• _Objective_
Give the number of lines in the listing that hold the word "other". Write nothing but that number.
--- begin ---
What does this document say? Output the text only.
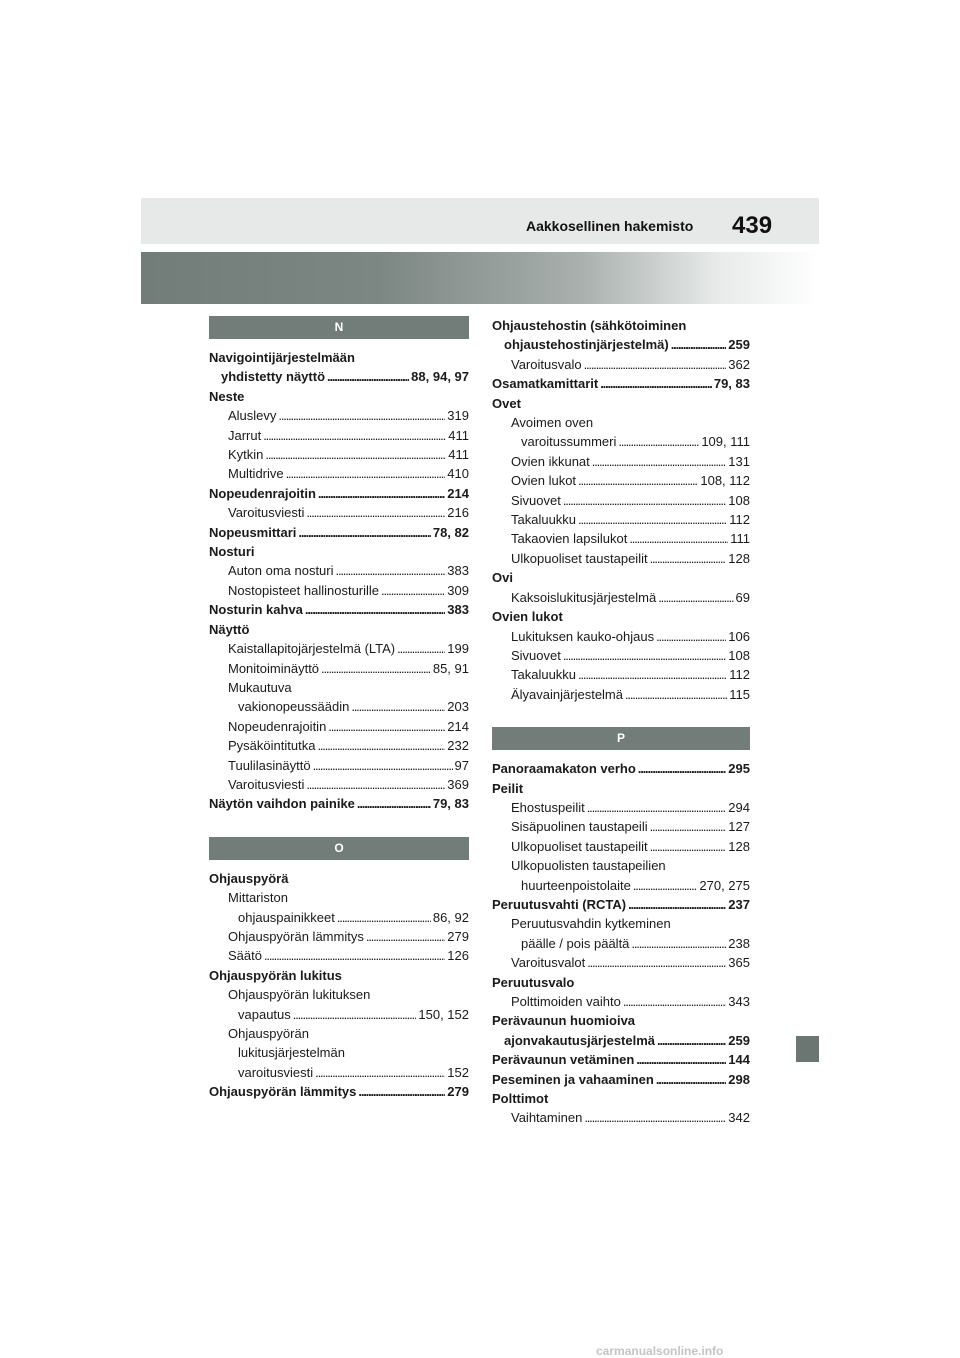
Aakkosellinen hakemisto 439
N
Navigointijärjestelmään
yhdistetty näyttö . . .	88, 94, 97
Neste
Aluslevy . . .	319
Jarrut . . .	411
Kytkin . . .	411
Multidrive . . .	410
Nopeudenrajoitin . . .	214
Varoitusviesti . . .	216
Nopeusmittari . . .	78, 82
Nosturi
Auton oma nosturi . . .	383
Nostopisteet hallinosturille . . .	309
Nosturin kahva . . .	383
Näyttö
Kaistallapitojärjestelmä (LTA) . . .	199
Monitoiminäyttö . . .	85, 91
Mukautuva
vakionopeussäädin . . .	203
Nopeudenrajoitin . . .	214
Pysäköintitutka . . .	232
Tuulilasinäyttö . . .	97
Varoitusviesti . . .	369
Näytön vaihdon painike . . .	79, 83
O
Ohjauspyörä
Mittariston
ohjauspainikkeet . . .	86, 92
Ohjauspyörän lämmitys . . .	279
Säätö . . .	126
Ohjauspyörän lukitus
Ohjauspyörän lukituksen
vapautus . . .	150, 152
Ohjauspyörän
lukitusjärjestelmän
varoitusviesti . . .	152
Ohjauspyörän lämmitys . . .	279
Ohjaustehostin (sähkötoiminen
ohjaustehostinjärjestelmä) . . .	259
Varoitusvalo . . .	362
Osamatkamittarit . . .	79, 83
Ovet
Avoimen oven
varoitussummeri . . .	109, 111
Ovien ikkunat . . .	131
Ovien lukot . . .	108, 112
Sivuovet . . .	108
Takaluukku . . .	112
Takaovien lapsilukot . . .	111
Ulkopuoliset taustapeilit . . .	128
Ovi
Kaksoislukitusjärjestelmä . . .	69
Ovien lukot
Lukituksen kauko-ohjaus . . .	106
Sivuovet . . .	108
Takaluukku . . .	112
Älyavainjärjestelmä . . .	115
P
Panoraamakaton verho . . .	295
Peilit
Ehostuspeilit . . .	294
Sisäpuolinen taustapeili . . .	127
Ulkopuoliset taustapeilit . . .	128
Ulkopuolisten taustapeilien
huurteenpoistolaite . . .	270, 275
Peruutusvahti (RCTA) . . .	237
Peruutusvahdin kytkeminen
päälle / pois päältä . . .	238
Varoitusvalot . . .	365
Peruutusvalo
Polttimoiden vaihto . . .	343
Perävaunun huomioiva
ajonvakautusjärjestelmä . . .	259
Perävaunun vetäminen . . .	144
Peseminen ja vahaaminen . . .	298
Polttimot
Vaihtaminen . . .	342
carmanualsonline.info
--- end ---
--- begin ---
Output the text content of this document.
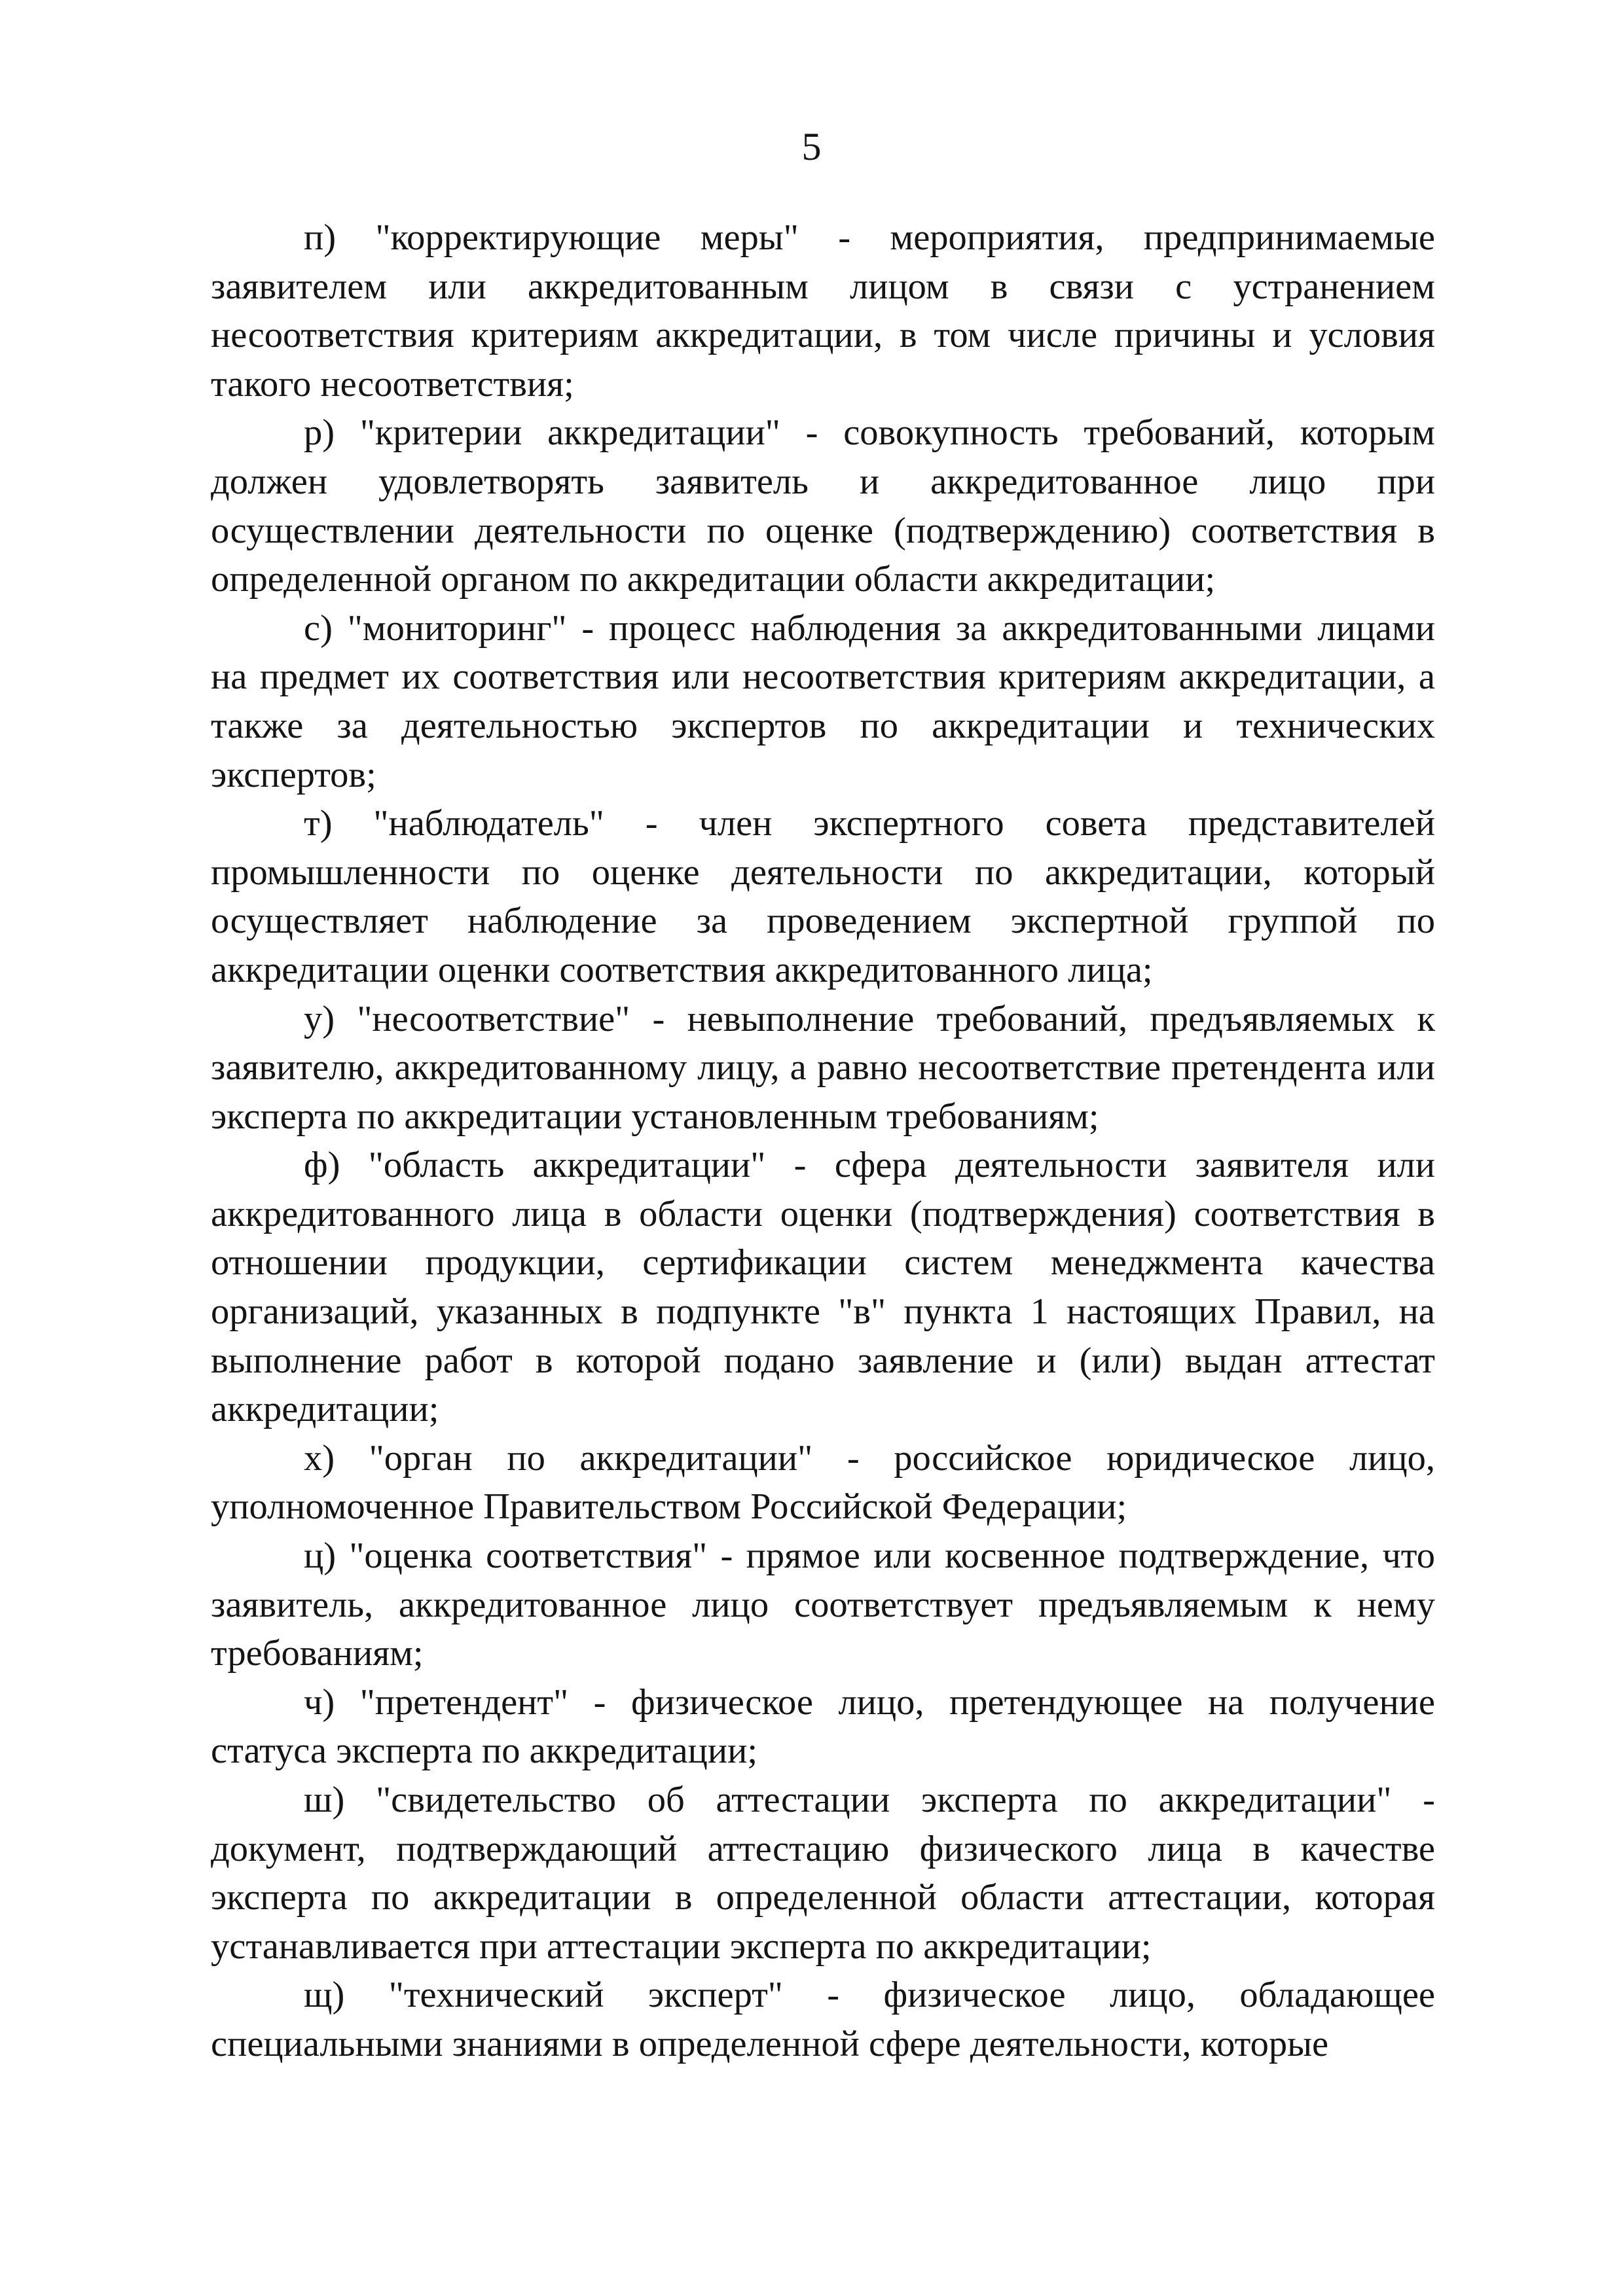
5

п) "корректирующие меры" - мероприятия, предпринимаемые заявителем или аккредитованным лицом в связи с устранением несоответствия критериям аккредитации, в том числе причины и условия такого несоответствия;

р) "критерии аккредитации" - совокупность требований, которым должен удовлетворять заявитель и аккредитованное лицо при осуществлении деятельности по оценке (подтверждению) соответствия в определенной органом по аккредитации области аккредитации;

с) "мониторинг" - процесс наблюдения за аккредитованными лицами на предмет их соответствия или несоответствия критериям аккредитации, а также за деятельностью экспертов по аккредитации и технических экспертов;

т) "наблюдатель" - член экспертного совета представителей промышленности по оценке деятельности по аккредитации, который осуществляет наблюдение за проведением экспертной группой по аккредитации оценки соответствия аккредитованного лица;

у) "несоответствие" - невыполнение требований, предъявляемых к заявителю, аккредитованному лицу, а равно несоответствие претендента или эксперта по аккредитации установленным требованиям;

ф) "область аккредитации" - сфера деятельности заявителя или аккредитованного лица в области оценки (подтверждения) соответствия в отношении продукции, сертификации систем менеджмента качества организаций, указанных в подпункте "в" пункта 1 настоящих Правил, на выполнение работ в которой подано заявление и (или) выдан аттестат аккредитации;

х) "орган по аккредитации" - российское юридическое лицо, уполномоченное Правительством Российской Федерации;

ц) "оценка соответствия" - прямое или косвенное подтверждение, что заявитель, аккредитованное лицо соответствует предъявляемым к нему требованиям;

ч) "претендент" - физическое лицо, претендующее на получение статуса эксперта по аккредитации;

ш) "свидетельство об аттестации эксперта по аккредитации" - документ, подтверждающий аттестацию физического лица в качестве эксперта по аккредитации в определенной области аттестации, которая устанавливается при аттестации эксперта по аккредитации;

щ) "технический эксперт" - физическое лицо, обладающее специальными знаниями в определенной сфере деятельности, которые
--- end ---
--- begin ---
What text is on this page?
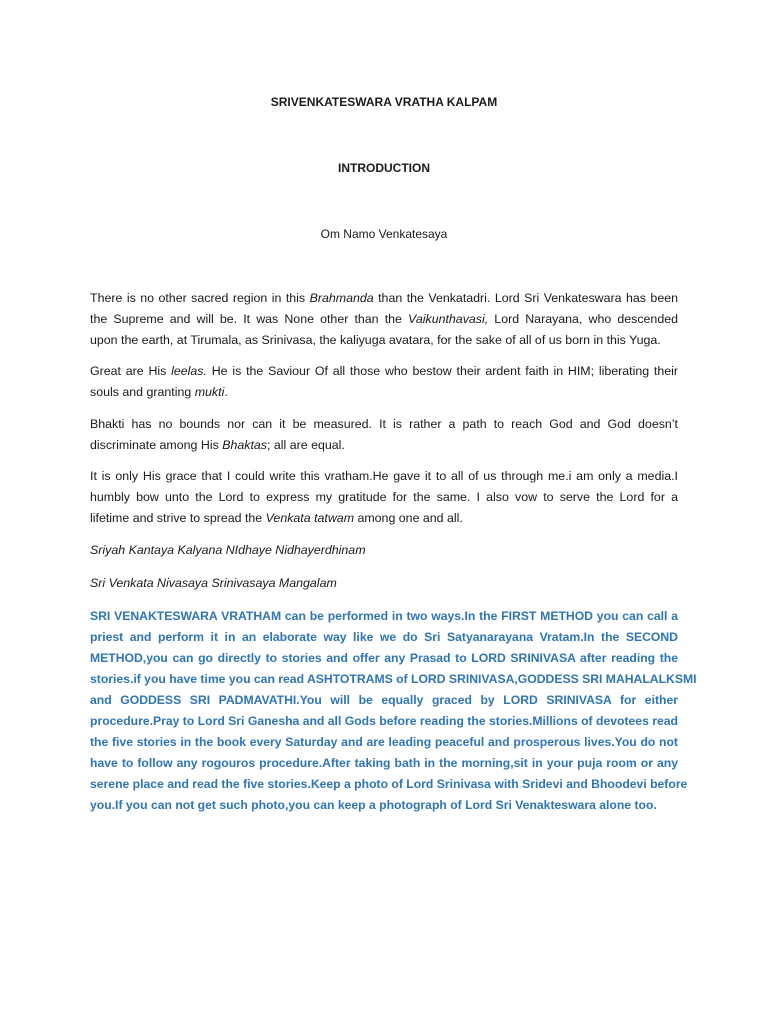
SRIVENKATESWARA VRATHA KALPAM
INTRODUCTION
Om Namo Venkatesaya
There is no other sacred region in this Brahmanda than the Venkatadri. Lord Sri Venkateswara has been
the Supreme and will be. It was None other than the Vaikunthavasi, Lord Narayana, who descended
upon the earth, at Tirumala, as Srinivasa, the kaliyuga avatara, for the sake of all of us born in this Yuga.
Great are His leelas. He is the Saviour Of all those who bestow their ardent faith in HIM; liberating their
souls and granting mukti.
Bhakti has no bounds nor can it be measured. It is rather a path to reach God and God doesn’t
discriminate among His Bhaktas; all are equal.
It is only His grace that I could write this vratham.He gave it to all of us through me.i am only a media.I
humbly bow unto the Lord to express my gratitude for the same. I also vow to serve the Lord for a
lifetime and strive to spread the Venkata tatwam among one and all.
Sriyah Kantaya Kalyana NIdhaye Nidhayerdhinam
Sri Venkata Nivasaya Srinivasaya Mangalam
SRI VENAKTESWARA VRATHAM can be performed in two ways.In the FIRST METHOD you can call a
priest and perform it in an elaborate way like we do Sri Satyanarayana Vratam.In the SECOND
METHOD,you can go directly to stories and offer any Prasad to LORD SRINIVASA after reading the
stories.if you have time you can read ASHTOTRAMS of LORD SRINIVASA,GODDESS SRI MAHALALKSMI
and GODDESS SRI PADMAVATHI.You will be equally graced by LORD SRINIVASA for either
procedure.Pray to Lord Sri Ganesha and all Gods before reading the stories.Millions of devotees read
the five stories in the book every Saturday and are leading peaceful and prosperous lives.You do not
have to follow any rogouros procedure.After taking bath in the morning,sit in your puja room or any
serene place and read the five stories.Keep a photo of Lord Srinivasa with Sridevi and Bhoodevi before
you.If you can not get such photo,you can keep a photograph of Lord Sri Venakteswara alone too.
--- end ---
• _The response_
2